Source records:

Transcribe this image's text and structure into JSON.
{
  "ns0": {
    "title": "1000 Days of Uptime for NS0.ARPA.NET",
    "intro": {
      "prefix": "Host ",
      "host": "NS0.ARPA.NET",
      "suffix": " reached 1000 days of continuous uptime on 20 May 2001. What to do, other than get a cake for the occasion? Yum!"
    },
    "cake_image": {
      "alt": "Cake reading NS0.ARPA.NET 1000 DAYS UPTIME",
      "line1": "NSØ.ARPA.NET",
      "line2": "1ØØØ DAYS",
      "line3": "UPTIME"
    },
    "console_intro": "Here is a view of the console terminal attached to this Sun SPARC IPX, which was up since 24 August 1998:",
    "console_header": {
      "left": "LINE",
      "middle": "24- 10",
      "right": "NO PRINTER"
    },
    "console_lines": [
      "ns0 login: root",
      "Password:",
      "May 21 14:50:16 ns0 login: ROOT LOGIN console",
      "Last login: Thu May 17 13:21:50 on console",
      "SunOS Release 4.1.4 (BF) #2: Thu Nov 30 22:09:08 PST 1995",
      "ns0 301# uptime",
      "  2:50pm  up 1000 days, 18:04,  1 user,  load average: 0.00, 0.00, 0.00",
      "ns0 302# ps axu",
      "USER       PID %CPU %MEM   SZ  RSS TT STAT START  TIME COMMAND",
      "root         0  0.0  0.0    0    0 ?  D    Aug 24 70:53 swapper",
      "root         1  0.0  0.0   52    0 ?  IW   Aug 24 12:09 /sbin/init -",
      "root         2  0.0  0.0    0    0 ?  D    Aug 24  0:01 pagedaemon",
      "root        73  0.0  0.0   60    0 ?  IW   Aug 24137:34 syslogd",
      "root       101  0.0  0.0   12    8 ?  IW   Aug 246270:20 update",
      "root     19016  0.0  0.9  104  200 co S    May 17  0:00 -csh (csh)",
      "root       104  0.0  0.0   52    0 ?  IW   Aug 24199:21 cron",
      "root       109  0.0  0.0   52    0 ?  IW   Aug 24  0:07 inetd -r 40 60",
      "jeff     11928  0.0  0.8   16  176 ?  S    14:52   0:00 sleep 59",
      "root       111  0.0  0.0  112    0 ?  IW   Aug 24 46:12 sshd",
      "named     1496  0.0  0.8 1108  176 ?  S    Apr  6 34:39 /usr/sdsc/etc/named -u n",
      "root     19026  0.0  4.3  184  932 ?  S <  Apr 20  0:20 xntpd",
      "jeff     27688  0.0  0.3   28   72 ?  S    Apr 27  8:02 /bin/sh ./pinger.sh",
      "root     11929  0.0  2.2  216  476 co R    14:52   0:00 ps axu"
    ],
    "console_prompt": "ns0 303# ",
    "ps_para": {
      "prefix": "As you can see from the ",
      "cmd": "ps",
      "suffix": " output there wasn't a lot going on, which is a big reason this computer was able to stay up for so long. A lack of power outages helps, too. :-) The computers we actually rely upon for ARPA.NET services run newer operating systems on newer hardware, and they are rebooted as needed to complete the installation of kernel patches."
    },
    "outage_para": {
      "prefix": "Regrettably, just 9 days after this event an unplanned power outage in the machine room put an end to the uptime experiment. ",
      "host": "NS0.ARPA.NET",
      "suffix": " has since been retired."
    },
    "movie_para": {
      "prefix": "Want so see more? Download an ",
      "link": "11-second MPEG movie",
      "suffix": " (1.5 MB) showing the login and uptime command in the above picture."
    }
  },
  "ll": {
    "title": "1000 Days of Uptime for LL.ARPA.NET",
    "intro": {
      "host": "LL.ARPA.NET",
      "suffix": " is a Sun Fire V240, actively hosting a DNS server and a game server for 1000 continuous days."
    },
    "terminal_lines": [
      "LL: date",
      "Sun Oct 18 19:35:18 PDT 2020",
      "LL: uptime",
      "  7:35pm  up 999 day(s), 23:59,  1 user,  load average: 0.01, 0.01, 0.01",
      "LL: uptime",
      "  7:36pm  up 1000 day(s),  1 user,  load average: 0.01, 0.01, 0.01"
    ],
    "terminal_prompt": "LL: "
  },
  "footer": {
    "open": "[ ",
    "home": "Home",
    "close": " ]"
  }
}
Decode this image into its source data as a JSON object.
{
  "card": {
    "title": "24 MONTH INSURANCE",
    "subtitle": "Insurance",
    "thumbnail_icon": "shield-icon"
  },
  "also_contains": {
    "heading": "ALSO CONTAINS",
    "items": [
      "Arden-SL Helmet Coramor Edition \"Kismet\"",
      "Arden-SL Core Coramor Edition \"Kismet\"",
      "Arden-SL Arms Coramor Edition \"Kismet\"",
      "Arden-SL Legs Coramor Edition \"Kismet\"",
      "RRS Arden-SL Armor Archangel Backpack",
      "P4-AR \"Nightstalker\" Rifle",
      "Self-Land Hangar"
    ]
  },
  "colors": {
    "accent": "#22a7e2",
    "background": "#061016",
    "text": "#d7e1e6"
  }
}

Exercise:
Each entry above needs to be retyped exactly.

Response to the task:
Transcribe this image's text and structure into JSON.
{
  "ns0": {
    "title": "1000 Days of Uptime for NS0.ARPA.NET",
    "intro": {
      "prefix": "Host ",
      "host": "NS0.ARPA.NET",
      "suffix": " reached 1000 days of continuous uptime on 20 May 2001. What to do, other than get a cake for the occasion? Yum!"
    },
    "cake_image": {
      "alt": "Cake reading NS0.ARPA.NET 1000 DAYS UPTIME",
      "line1": "NSØ.ARPA.NET",
      "line2": "1ØØØ DAYS",
      "line3": "UPTIME"
    },
    "console_intro": "Here is a view of the console terminal attached to this Sun SPARC IPX, which was up since 24 August 1998:",
    "console_header": {
      "left": "LINE",
      "middle": "24- 10",
      "right": "NO PRINTER"
    },
    "console_lines": [
      "ns0 login: root",
      "Password:",
      "May 21 14:50:16 ns0 login: ROOT LOGIN console",
      "Last login: Thu May 17 13:21:50 on console",
      "SunOS Release 4.1.4 (BF) #2: Thu Nov 30 22:09:08 PST 1995",
      "ns0 301# uptime",
      "  2:50pm  up 1000 days, 18:04,  1 user,  load average: 0.00, 0.00, 0.00",
      "ns0 302# ps axu",
      "USER       PID %CPU %MEM   SZ  RSS TT STAT START  TIME COMMAND",
      "root         0  0.0  0.0    0    0 ?  D    Aug 24 70:53 swapper",
      "root         1  0.0  0.0   52    0 ?  IW   Aug 24 12:09 /sbin/init -",
      "root         2  0.0  0.0    0    0 ?  D    Aug 24  0:01 pagedaemon",
      "root        73  0.0  0.0   60    0 ?  IW   Aug 24137:34 syslogd",
      "root       101  0.0  0.0   12    8 ?  IW   Aug 246270:20 update",
      "root     19016  0.0  0.9  104  200 co S    May 17  0:00 -csh (csh)",
      "root       104  0.0  0.0   52    0 ?  IW   Aug 24199:21 cron",
      "root       109  0.0  0.0   52    0 ?  IW   Aug 24  0:07 inetd -r 40 60",
      "jeff     11928  0.0  0.8   16  176 ?  S    14:52   0:00 sleep 59",
      "root       111  0.0  0.0  112    0 ?  IW   Aug 24 46:12 sshd",
      "named     1496  0.0  0.8 1108  176 ?  S    Apr  6 34:39 /usr/sdsc/etc/named -u n",
      "root     19026  0.0  4.3  184  932 ?  S <  Apr 20  0:20 xntpd",
      "jeff     27688  0.0  0.3   28   72 ?  S    Apr 27  8:02 /bin/sh ./pinger.sh",
      "root     11929  0.0  2.2  216  476 co R    14:52   0:00 ps axu"
    ],
    "console_prompt": "ns0 303# ",
    "ps_para": {
      "prefix": "As you can see from the ",
      "cmd": "ps",
      "suffix": " output there wasn't a lot going on, which is a big reason this computer was able to stay up for so long. A lack of power outages helps, too. :-) The computers we actually rely upon for ARPA.NET services run newer operating systems on newer hardware, and they are rebooted as needed to complete the installation of kernel patches."
    },
    "outage_para": {
      "prefix": "Regrettably, just 9 days after this event an unplanned power outage in the machine room put an end to the uptime experiment. ",
      "host": "NS0.ARPA.NET",
      "suffix": " has since been retired."
    },
    "movie_para": {
      "prefix": "Want so see more? Download an ",
      "link": "11-second MPEG movie",
      "suffix": " (1.5 MB) showing the login and uptime command in the above picture."
    }
  },
  "ll": {
    "title": "1000 Days of Uptime for LL.ARPA.NET",
    "intro": {
      "host": "LL.ARPA.NET",
      "suffix": " is a Sun Fire V240, actively hosting a DNS server and a game server for 1000 continuous days."
    },
    "terminal_lines": [
      "LL: date",
      "Sun Oct 18 19:35:18 PDT 2020",
      "LL: uptime",
      "  7:35pm  up 999 day(s), 23:59,  1 user,  load average: 0.01, 0.01, 0.01",
      "LL: uptime",
      "  7:36pm  up 1000 day(s),  1 user,  load average: 0.01, 0.01, 0.01"
    ],
    "terminal_prompt": "LL: "
  },
  "footer": {
    "open": "[ ",
    "home": "Home",
    "close": " ]"
  }
}
Decode this image into its source data as a JSON object.
{
  "card": {
    "title": "24 MONTH INSURANCE",
    "subtitle": "Insurance",
    "thumbnail_icon": "shield-icon"
  },
  "also_contains": {
    "heading": "ALSO CONTAINS",
    "items": [
      "Arden-SL Helmet Coramor Edition \"Kismet\"",
      "Arden-SL Core Coramor Edition \"Kismet\"",
      "Arden-SL Arms Coramor Edition \"Kismet\"",
      "Arden-SL Legs Coramor Edition \"Kismet\"",
      "RRS Arden-SL Armor Archangel Backpack",
      "P4-AR \"Nightstalker\" Rifle",
      "Self-Land Hangar"
    ]
  },
  "colors": {
    "accent": "#22a7e2",
    "background": "#061016",
    "text": "#d7e1e6"
  }
}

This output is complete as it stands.